_Directive_
Pull every line containing the word "Using" from the records.

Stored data
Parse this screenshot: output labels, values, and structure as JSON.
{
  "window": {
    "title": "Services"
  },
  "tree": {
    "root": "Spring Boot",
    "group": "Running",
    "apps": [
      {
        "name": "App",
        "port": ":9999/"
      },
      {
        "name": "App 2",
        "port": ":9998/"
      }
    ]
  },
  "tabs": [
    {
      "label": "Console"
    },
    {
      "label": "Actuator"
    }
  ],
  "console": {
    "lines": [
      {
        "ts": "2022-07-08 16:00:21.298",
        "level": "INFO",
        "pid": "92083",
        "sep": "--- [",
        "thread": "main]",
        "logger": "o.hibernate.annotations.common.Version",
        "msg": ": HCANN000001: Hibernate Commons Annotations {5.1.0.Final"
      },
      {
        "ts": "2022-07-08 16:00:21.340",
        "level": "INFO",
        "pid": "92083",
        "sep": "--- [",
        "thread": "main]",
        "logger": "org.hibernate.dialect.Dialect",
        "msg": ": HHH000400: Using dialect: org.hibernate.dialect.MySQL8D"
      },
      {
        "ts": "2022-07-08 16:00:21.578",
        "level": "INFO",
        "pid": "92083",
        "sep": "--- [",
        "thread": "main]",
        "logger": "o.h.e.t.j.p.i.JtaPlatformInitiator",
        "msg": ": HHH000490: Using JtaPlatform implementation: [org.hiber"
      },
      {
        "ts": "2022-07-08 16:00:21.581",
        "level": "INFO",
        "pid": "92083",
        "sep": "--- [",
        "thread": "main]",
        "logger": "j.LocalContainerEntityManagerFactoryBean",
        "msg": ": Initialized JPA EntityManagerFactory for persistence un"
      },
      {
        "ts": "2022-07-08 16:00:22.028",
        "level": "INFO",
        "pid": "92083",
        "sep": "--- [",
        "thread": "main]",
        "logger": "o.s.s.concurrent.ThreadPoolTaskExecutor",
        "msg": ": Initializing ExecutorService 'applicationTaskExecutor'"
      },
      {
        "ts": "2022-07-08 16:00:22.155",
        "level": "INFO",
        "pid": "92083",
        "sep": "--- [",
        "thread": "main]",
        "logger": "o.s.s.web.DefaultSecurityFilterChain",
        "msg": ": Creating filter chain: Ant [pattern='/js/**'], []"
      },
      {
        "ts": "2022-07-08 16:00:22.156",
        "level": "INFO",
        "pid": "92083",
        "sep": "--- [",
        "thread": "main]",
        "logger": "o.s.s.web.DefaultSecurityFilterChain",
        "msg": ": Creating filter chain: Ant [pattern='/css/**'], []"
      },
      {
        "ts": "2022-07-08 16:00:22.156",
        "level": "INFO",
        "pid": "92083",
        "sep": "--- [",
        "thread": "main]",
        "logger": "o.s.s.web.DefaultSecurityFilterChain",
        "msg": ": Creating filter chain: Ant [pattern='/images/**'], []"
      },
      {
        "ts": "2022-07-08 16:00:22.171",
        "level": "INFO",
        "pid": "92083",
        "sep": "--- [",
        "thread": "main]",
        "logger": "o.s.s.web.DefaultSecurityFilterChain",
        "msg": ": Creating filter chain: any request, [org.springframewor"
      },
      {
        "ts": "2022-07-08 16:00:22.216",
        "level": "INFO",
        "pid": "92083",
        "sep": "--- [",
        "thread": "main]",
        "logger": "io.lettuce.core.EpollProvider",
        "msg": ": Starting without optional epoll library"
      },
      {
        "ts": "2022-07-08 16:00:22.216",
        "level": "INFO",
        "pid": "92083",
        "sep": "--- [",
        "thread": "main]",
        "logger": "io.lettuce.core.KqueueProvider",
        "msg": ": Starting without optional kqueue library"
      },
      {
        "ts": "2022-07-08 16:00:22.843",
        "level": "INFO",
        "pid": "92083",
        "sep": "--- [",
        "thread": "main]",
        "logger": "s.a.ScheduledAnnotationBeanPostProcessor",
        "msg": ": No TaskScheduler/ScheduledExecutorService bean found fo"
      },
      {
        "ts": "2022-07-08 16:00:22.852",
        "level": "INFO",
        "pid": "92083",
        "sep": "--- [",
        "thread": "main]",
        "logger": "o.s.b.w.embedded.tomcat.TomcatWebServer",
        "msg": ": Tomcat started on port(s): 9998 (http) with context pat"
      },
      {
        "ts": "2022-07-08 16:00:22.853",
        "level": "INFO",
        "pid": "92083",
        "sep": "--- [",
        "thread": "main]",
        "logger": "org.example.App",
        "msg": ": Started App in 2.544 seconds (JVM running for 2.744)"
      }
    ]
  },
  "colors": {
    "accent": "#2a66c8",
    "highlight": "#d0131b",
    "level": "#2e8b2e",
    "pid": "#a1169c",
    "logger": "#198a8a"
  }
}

_Solution for this problem_
        "msg": ": HHH000400: Using dialect: org.hibernate.dialect.MySQL8D"
        "msg": ": HHH000490: Using JtaPlatform implementation: [org.hiber"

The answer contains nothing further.